(Stored records)
((
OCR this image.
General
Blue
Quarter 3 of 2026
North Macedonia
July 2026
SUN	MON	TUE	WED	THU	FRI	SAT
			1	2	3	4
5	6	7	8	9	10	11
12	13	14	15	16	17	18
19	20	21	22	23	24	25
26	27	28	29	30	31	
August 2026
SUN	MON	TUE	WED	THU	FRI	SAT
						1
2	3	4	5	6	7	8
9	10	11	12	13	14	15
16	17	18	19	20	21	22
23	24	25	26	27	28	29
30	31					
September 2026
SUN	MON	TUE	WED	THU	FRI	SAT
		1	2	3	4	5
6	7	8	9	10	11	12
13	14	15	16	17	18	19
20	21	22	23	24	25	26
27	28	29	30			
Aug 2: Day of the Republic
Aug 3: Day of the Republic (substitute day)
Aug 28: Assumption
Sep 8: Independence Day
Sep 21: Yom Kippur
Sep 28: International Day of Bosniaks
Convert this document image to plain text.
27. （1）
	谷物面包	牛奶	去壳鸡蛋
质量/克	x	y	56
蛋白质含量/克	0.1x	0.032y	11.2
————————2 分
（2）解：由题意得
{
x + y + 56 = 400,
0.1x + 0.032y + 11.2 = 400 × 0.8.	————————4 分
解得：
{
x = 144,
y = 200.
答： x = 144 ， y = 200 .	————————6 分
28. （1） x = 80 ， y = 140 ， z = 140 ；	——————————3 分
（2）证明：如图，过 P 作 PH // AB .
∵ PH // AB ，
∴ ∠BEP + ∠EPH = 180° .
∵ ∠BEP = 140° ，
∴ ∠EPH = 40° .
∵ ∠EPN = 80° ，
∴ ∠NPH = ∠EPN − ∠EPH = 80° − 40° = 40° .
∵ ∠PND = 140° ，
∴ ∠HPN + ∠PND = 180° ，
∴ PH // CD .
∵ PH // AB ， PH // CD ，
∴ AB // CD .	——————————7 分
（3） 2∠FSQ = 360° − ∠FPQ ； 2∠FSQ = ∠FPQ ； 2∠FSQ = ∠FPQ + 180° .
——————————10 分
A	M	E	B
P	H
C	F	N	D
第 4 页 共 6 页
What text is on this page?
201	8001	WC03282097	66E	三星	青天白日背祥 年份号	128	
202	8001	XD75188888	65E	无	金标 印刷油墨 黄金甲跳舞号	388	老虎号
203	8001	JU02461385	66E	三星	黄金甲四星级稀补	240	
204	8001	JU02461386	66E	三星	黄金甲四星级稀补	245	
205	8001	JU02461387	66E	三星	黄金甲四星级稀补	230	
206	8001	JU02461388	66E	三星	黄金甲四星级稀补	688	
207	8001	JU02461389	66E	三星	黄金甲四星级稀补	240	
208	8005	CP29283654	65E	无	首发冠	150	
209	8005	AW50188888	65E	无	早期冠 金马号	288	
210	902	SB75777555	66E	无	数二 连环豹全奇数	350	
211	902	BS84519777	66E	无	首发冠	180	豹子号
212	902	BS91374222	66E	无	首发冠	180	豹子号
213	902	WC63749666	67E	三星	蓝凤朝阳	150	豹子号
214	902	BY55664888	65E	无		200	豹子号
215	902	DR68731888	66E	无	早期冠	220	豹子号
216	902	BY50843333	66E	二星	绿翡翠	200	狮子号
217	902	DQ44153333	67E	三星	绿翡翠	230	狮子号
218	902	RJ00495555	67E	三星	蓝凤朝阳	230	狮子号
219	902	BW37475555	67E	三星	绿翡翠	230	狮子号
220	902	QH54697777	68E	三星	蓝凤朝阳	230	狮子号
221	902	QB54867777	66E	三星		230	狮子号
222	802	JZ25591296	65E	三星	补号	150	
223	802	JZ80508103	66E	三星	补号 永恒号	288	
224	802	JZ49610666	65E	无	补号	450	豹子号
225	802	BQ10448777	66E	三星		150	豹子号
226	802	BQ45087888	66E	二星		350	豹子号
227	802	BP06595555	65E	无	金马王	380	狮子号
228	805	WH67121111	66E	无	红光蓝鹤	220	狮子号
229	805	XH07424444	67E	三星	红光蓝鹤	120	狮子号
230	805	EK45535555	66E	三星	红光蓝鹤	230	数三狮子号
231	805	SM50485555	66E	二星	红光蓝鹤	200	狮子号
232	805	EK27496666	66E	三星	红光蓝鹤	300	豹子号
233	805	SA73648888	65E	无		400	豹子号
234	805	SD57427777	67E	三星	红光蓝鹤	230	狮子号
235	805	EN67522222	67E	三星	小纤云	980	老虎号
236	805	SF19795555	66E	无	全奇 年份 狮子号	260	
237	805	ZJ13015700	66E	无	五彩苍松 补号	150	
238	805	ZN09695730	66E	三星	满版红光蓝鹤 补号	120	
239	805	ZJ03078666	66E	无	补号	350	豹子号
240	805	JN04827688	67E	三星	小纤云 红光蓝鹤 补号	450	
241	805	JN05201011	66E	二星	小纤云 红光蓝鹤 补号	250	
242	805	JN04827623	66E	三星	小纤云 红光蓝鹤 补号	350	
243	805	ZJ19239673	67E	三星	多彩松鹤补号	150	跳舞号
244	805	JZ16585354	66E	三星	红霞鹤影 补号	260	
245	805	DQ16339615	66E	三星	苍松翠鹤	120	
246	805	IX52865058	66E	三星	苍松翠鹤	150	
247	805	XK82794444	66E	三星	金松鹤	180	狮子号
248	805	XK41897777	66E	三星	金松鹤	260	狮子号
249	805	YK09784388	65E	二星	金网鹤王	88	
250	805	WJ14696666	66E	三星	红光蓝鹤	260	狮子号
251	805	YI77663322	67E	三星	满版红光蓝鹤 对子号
))
## Set problem
Extract the full listing and reproduce each line exactly.

## Written answer
OCR this image.
General
Blue
Quarter 3 of 2026
North Macedonia
July 2026
SUN	MON	TUE	WED	THU	FRI	SAT
			1	2	3	4
5	6	7	8	9	10	11
12	13	14	15	16	17	18
19	20	21	22	23	24	25
26	27	28	29	30	31	
August 2026
SUN	MON	TUE	WED	THU	FRI	SAT
						1
2	3	4	5	6	7	8
9	10	11	12	13	14	15
16	17	18	19	20	21	22
23	24	25	26	27	28	29
30	31					
September 2026
SUN	MON	TUE	WED	THU	FRI	SAT
		1	2	3	4	5
6	7	8	9	10	11	12
13	14	15	16	17	18	19
20	21	22	23	24	25	26
27	28	29	30			
Aug 2: Day of the Republic
Aug 3: Day of the Republic (substitute day)
Aug 28: Assumption
Sep 8: Independence Day
Sep 21: Yom Kippur
Sep 28: International Day of Bosniaks
Convert this document image to plain text.
27. （1）
	谷物面包	牛奶	去壳鸡蛋
质量/克	x	y	56
蛋白质含量/克	0.1x	0.032y	11.2
————————2 分
（2）解：由题意得
{
x + y + 56 = 400,
0.1x + 0.032y + 11.2 = 400 × 0.8.	————————4 分
解得：
{
x = 144,
y = 200.
答： x = 144 ， y = 200 .	————————6 分
28. （1） x = 80 ， y = 140 ， z = 140 ；	——————————3 分
（2）证明：如图，过 P 作 PH // AB .
∵ PH // AB ，
∴ ∠BEP + ∠EPH = 180° .
∵ ∠BEP = 140° ，
∴ ∠EPH = 40° .
∵ ∠EPN = 80° ，
∴ ∠NPH = ∠EPN − ∠EPH = 80° − 40° = 40° .
∵ ∠PND = 140° ，
∴ ∠HPN + ∠PND = 180° ，
∴ PH // CD .
∵ PH // AB ， PH // CD ，
∴ AB // CD .	——————————7 分
（3） 2∠FSQ = 360° − ∠FPQ ； 2∠FSQ = ∠FPQ ； 2∠FSQ = ∠FPQ + 180° .
——————————10 分
A	M	E	B
P	H
C	F	N	D
第 4 页 共 6 页
What text is on this page?
201	8001	WC03282097	66E	三星	青天白日背祥 年份号	128	
202	8001	XD75188888	65E	无	金标 印刷油墨 黄金甲跳舞号	388	老虎号
203	8001	JU02461385	66E	三星	黄金甲四星级稀补	240	
204	8001	JU02461386	66E	三星	黄金甲四星级稀补	245	
205	8001	JU02461387	66E	三星	黄金甲四星级稀补	230	
206	8001	JU02461388	66E	三星	黄金甲四星级稀补	688	
207	8001	JU02461389	66E	三星	黄金甲四星级稀补	240	
208	8005	CP29283654	65E	无	首发冠	150	
209	8005	AW50188888	65E	无	早期冠 金马号	288	
210	902	SB75777555	66E	无	数二 连环豹全奇数	350	
211	902	BS84519777	66E	无	首发冠	180	豹子号
212	902	BS91374222	66E	无	首发冠	180	豹子号
213	902	WC63749666	67E	三星	蓝凤朝阳	150	豹子号
214	902	BY55664888	65E	无		200	豹子号
215	902	DR68731888	66E	无	早期冠	220	豹子号
216	902	BY50843333	66E	二星	绿翡翠	200	狮子号
217	902	DQ44153333	67E	三星	绿翡翠	230	狮子号
218	902	RJ00495555	67E	三星	蓝凤朝阳	230	狮子号
219	902	BW37475555	67E	三星	绿翡翠	230	狮子号
220	902	QH54697777	68E	三星	蓝凤朝阳	230	狮子号
221	902	QB54867777	66E	三星		230	狮子号
222	802	JZ25591296	65E	三星	补号	150	
223	802	JZ80508103	66E	三星	补号 永恒号	288	
224	802	JZ49610666	65E	无	补号	450	豹子号
225	802	BQ10448777	66E	三星		150	豹子号
226	802	BQ45087888	66E	二星		350	豹子号
227	802	BP06595555	65E	无	金马王	380	狮子号
228	805	WH67121111	66E	无	红光蓝鹤	220	狮子号
229	805	XH07424444	67E	三星	红光蓝鹤	120	狮子号
230	805	EK45535555	66E	三星	红光蓝鹤	230	数三狮子号
231	805	SM50485555	66E	二星	红光蓝鹤	200	狮子号
232	805	EK27496666	66E	三星	红光蓝鹤	300	豹子号
233	805	SA73648888	65E	无		400	豹子号
234	805	SD57427777	67E	三星	红光蓝鹤	230	狮子号
235	805	EN67522222	67E	三星	小纤云	980	老虎号
236	805	SF19795555	66E	无	全奇 年份 狮子号	260	
237	805	ZJ13015700	66E	无	五彩苍松 补号	150	
238	805	ZN09695730	66E	三星	满版红光蓝鹤 补号	120	
239	805	ZJ03078666	66E	无	补号	350	豹子号
240	805	JN04827688	67E	三星	小纤云 红光蓝鹤 补号	450	
241	805	JN05201011	66E	二星	小纤云 红光蓝鹤 补号	250	
242	805	JN04827623	66E	三星	小纤云 红光蓝鹤 补号	350	
243	805	ZJ19239673	67E	三星	多彩松鹤补号	150	跳舞号
244	805	JZ16585354	66E	三星	红霞鹤影 补号	260	
245	805	DQ16339615	66E	三星	苍松翠鹤	120	
246	805	IX52865058	66E	三星	苍松翠鹤	150	
247	805	XK82794444	66E	三星	金松鹤	180	狮子号
248	805	XK41897777	66E	三星	金松鹤	260	狮子号
249	805	YK09784388	65E	二星	金网鹤王	88	
250	805	WJ14696666	66E	三星	红光蓝鹤	260	狮子号
251	805	YI77663322	67E	三星	满版红光蓝鹤 对子号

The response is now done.